# INSTRUCTIONS FOR THE TASK
Return the full listing exactly as it is written.

# LISTED RECORDS
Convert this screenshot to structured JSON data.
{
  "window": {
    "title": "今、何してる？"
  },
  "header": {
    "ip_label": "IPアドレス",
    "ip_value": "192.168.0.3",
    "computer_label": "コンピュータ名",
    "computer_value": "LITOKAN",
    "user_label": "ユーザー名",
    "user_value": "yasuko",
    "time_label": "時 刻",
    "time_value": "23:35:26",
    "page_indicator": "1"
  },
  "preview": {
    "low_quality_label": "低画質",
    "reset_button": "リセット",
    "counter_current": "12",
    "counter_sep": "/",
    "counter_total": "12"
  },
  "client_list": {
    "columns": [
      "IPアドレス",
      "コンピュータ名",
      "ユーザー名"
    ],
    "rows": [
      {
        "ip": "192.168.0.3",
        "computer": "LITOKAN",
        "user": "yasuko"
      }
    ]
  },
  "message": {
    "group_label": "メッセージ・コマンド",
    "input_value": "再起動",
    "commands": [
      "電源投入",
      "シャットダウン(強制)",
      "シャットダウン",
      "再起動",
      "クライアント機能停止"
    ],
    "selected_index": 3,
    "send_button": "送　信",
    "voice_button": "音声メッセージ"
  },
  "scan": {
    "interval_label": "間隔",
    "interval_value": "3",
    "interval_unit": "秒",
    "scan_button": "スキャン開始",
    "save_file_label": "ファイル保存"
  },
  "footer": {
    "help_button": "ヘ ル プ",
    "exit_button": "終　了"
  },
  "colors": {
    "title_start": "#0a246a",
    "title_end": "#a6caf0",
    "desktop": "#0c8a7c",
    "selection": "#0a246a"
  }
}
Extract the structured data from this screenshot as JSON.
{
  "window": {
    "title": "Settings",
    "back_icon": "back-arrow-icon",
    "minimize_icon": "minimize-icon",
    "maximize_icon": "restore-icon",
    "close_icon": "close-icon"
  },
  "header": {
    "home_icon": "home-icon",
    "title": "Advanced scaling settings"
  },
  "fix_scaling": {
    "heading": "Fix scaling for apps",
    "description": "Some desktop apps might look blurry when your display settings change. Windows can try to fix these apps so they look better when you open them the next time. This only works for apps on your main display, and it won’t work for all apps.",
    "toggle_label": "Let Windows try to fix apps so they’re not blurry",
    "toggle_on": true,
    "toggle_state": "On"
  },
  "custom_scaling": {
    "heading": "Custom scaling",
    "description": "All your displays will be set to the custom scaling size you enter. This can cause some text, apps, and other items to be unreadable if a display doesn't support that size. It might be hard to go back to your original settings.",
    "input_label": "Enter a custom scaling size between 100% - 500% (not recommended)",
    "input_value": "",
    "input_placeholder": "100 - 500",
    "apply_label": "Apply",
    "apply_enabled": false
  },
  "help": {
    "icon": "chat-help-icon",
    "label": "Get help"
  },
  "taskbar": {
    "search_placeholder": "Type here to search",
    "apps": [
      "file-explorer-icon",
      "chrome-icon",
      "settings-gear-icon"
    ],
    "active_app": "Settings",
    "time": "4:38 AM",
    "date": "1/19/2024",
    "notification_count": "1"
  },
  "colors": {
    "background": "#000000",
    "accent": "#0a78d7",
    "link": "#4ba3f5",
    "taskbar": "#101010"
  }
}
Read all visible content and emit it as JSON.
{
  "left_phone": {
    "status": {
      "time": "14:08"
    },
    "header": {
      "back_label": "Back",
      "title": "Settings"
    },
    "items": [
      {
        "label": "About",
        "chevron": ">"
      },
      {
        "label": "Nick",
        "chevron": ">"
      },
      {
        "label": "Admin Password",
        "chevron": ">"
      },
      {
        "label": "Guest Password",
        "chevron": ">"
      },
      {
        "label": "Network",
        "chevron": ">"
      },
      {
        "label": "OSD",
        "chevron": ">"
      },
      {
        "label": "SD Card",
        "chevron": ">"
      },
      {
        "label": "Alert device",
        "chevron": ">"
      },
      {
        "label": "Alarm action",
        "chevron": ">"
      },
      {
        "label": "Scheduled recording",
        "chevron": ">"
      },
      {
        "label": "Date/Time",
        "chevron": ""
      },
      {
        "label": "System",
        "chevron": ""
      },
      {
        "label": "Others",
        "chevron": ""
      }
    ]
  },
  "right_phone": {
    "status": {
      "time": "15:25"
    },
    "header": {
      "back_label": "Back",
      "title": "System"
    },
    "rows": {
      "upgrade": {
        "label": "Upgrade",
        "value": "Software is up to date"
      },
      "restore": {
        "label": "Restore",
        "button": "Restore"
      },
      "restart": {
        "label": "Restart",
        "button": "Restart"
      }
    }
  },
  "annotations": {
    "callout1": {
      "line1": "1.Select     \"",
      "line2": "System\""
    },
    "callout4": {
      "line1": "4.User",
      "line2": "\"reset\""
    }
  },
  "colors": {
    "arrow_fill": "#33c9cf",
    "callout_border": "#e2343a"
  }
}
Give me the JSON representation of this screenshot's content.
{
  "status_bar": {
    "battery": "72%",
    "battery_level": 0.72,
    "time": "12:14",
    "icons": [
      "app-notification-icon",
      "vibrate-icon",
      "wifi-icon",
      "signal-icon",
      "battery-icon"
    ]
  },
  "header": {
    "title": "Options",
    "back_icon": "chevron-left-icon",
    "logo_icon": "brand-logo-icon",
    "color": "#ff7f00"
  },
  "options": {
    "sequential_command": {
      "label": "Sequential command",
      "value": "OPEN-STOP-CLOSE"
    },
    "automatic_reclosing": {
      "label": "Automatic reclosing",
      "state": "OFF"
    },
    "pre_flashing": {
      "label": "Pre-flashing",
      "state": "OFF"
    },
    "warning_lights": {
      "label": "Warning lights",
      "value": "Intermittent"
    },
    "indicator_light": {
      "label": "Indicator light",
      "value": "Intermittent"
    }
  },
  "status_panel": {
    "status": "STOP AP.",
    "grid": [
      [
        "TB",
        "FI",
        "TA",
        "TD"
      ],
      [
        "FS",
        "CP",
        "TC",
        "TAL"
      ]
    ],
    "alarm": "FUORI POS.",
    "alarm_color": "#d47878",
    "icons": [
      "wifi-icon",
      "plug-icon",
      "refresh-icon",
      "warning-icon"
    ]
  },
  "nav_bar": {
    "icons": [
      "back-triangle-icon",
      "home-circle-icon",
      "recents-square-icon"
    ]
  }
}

# TASK RESULT
Convert this screenshot to structured JSON data.
{
  "window": {
    "title": "今、何してる？"
  },
  "header": {
    "ip_label": "IPアドレス",
    "ip_value": "192.168.0.3",
    "computer_label": "コンピュータ名",
    "computer_value": "LITOKAN",
    "user_label": "ユーザー名",
    "user_value": "yasuko",
    "time_label": "時 刻",
    "time_value": "23:35:26",
    "page_indicator": "1"
  },
  "preview": {
    "low_quality_label": "低画質",
    "reset_button": "リセット",
    "counter_current": "12",
    "counter_sep": "/",
    "counter_total": "12"
  },
  "client_list": {
    "columns": [
      "IPアドレス",
      "コンピュータ名",
      "ユーザー名"
    ],
    "rows": [
      {
        "ip": "192.168.0.3",
        "computer": "LITOKAN",
        "user": "yasuko"
      }
    ]
  },
  "message": {
    "group_label": "メッセージ・コマンド",
    "input_value": "再起動",
    "commands": [
      "電源投入",
      "シャットダウン(強制)",
      "シャットダウン",
      "再起動",
      "クライアント機能停止"
    ],
    "selected_index": 3,
    "send_button": "送　信",
    "voice_button": "音声メッセージ"
  },
  "scan": {
    "interval_label": "間隔",
    "interval_value": "3",
    "interval_unit": "秒",
    "scan_button": "スキャン開始",
    "save_file_label": "ファイル保存"
  },
  "footer": {
    "help_button": "ヘ ル プ",
    "exit_button": "終　了"
  },
  "colors": {
    "title_start": "#0a246a",
    "title_end": "#a6caf0",
    "desktop": "#0c8a7c",
    "selection": "#0a246a"
  }
}
Extract the structured data from this screenshot as JSON.
{
  "window": {
    "title": "Settings",
    "back_icon": "back-arrow-icon",
    "minimize_icon": "minimize-icon",
    "maximize_icon": "restore-icon",
    "close_icon": "close-icon"
  },
  "header": {
    "home_icon": "home-icon",
    "title": "Advanced scaling settings"
  },
  "fix_scaling": {
    "heading": "Fix scaling for apps",
    "description": "Some desktop apps might look blurry when your display settings change. Windows can try to fix these apps so they look better when you open them the next time. This only works for apps on your main display, and it won’t work for all apps.",
    "toggle_label": "Let Windows try to fix apps so they’re not blurry",
    "toggle_on": true,
    "toggle_state": "On"
  },
  "custom_scaling": {
    "heading": "Custom scaling",
    "description": "All your displays will be set to the custom scaling size you enter. This can cause some text, apps, and other items to be unreadable if a display doesn't support that size. It might be hard to go back to your original settings.",
    "input_label": "Enter a custom scaling size between 100% - 500% (not recommended)",
    "input_value": "",
    "input_placeholder": "100 - 500",
    "apply_label": "Apply",
    "apply_enabled": false
  },
  "help": {
    "icon": "chat-help-icon",
    "label": "Get help"
  },
  "taskbar": {
    "search_placeholder": "Type here to search",
    "apps": [
      "file-explorer-icon",
      "chrome-icon",
      "settings-gear-icon"
    ],
    "active_app": "Settings",
    "time": "4:38 AM",
    "date": "1/19/2024",
    "notification_count": "1"
  },
  "colors": {
    "background": "#000000",
    "accent": "#0a78d7",
    "link": "#4ba3f5",
    "taskbar": "#101010"
  }
}
Read all visible content and emit it as JSON.
{
  "left_phone": {
    "status": {
      "time": "14:08"
    },
    "header": {
      "back_label": "Back",
      "title": "Settings"
    },
    "items": [
      {
        "label": "About",
        "chevron": ">"
      },
      {
        "label": "Nick",
        "chevron": ">"
      },
      {
        "label": "Admin Password",
        "chevron": ">"
      },
      {
        "label": "Guest Password",
        "chevron": ">"
      },
      {
        "label": "Network",
        "chevron": ">"
      },
      {
        "label": "OSD",
        "chevron": ">"
      },
      {
        "label": "SD Card",
        "chevron": ">"
      },
      {
        "label": "Alert device",
        "chevron": ">"
      },
      {
        "label": "Alarm action",
        "chevron": ">"
      },
      {
        "label": "Scheduled recording",
        "chevron": ">"
      },
      {
        "label": "Date/Time",
        "chevron": ""
      },
      {
        "label": "System",
        "chevron": ""
      },
      {
        "label": "Others",
        "chevron": ""
      }
    ]
  },
  "right_phone": {
    "status": {
      "time": "15:25"
    },
    "header": {
      "back_label": "Back",
      "title": "System"
    },
    "rows": {
      "upgrade": {
        "label": "Upgrade",
        "value": "Software is up to date"
      },
      "restore": {
        "label": "Restore",
        "button": "Restore"
      },
      "restart": {
        "label": "Restart",
        "button": "Restart"
      }
    }
  },
  "annotations": {
    "callout1": {
      "line1": "1.Select     \"",
      "line2": "System\""
    },
    "callout4": {
      "line1": "4.User",
      "line2": "\"reset\""
    }
  },
  "colors": {
    "arrow_fill": "#33c9cf",
    "callout_border": "#e2343a"
  }
}
Give me the JSON representation of this screenshot's content.
{
  "status_bar": {
    "battery": "72%",
    "battery_level": 0.72,
    "time": "12:14",
    "icons": [
      "app-notification-icon",
      "vibrate-icon",
      "wifi-icon",
      "signal-icon",
      "battery-icon"
    ]
  },
  "header": {
    "title": "Options",
    "back_icon": "chevron-left-icon",
    "logo_icon": "brand-logo-icon",
    "color": "#ff7f00"
  },
  "options": {
    "sequential_command": {
      "label": "Sequential command",
      "value": "OPEN-STOP-CLOSE"
    },
    "automatic_reclosing": {
      "label": "Automatic reclosing",
      "state": "OFF"
    },
    "pre_flashing": {
      "label": "Pre-flashing",
      "state": "OFF"
    },
    "warning_lights": {
      "label": "Warning lights",
      "value": "Intermittent"
    },
    "indicator_light": {
      "label": "Indicator light",
      "value": "Intermittent"
    }
  },
  "status_panel": {
    "status": "STOP AP.",
    "grid": [
      [
        "TB",
        "FI",
        "TA",
        "TD"
      ],
      [
        "FS",
        "CP",
        "TC",
        "TAL"
      ]
    ],
    "alarm": "FUORI POS.",
    "alarm_color": "#d47878",
    "icons": [
      "wifi-icon",
      "plug-icon",
      "refresh-icon",
      "warning-icon"
    ]
  },
  "nav_bar": {
    "icons": [
      "back-triangle-icon",
      "home-circle-icon",
      "recents-square-icon"
    ]
  }
}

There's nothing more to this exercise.